• [WHAT YOU SHOULD DO] Check each line of the records below and collect those holding "ценных".

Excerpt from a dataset

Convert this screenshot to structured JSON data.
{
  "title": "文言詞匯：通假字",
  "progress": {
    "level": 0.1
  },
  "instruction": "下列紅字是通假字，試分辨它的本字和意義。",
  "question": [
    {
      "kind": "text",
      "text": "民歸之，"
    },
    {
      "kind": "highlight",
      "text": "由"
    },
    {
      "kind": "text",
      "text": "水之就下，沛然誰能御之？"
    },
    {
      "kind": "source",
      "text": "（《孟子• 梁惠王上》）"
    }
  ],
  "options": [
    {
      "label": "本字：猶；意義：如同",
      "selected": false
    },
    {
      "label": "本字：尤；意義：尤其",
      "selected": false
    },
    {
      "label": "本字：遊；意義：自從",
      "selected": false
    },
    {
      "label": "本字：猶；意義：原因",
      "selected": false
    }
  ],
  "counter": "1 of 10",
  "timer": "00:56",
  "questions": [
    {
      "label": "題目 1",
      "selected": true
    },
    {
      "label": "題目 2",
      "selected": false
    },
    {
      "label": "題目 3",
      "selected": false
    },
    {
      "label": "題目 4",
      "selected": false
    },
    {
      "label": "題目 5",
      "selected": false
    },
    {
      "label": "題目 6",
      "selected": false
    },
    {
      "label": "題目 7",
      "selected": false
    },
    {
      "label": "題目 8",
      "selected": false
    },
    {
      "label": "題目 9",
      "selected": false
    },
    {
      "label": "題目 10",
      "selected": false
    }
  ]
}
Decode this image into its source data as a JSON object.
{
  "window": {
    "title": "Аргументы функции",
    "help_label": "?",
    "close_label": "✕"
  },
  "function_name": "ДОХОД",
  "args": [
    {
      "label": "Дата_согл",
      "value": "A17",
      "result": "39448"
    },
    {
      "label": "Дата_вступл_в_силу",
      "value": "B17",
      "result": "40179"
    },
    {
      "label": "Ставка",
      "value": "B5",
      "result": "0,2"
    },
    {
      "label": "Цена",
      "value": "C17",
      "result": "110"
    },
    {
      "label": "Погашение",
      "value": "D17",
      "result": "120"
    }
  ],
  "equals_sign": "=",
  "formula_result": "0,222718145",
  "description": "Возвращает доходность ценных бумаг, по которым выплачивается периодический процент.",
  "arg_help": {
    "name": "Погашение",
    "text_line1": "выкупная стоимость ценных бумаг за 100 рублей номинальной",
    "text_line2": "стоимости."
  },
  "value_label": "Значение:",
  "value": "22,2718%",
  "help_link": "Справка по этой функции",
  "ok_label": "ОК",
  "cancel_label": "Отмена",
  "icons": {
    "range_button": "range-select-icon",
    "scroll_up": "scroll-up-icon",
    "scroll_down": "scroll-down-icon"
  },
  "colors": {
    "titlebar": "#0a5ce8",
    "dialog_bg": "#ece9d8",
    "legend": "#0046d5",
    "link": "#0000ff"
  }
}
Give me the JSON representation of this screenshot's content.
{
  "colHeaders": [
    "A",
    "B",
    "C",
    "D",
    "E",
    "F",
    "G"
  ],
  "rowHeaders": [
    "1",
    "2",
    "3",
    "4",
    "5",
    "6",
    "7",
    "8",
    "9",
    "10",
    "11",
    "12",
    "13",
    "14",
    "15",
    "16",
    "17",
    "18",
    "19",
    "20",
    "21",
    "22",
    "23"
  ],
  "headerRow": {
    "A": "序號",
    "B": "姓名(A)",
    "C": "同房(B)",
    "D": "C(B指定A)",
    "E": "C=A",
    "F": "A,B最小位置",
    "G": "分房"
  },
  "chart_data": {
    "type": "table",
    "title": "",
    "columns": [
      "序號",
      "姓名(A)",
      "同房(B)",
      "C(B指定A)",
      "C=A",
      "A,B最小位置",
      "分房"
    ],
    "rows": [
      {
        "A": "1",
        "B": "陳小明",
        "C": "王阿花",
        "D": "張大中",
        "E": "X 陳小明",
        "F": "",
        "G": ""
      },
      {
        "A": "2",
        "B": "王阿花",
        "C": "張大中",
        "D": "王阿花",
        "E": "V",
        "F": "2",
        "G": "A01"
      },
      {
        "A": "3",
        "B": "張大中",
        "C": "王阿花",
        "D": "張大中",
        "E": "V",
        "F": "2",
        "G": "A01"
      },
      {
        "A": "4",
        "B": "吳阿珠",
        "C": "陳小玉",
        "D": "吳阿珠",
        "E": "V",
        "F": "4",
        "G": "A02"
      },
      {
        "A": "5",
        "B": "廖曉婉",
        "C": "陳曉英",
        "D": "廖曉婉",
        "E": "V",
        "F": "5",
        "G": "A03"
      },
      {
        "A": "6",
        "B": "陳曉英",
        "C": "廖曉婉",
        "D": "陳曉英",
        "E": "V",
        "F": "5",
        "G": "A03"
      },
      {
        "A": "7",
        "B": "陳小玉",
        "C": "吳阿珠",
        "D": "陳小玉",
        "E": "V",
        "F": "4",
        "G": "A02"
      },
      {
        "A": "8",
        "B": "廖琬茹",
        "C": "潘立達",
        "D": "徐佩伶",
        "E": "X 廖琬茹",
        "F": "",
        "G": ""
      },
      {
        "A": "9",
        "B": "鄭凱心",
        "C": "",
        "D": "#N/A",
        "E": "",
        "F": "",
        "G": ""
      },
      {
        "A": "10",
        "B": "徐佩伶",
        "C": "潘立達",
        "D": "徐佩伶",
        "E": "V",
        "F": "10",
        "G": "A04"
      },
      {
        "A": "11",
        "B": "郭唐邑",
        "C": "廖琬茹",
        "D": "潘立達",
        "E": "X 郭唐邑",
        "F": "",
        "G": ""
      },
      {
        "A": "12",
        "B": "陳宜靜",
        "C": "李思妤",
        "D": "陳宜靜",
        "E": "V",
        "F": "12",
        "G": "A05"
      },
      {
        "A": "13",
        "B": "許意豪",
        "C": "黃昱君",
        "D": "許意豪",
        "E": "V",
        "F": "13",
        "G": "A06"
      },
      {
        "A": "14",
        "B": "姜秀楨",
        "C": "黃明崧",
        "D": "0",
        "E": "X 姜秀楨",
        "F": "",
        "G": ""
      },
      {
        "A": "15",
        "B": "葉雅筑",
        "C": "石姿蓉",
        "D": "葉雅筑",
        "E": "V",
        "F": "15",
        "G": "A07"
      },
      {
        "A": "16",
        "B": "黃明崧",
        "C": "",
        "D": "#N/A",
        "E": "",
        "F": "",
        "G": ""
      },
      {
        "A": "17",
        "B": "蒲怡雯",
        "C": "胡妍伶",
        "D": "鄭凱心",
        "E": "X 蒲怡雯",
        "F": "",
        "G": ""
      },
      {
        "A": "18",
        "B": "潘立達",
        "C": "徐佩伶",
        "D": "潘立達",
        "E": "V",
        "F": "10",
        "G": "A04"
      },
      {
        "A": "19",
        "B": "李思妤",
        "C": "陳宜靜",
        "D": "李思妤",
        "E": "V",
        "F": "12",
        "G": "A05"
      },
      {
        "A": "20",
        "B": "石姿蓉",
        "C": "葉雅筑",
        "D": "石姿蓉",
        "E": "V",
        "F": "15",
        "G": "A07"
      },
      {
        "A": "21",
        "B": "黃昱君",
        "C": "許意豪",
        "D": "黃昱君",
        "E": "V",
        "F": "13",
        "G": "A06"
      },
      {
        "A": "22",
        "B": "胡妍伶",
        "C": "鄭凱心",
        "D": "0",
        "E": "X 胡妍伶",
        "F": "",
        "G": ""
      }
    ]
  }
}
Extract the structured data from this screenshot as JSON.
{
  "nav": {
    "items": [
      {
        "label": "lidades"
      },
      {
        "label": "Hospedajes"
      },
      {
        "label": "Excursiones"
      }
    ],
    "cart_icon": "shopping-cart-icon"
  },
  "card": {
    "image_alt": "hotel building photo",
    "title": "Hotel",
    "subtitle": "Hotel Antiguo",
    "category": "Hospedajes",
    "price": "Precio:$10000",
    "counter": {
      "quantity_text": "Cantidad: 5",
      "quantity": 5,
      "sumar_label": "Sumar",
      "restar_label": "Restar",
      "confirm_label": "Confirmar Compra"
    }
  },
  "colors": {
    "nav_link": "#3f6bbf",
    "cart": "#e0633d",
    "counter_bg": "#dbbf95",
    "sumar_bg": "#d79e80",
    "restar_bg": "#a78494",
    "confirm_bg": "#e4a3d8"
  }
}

• [FULL RESPONSE]
  "description": "Возвращает доходность ценных бумаг, по которым выплачивается периодический процент.",
    "text_line1": "выкупная стоимость ценных бумаг за 100 рублей номинальной",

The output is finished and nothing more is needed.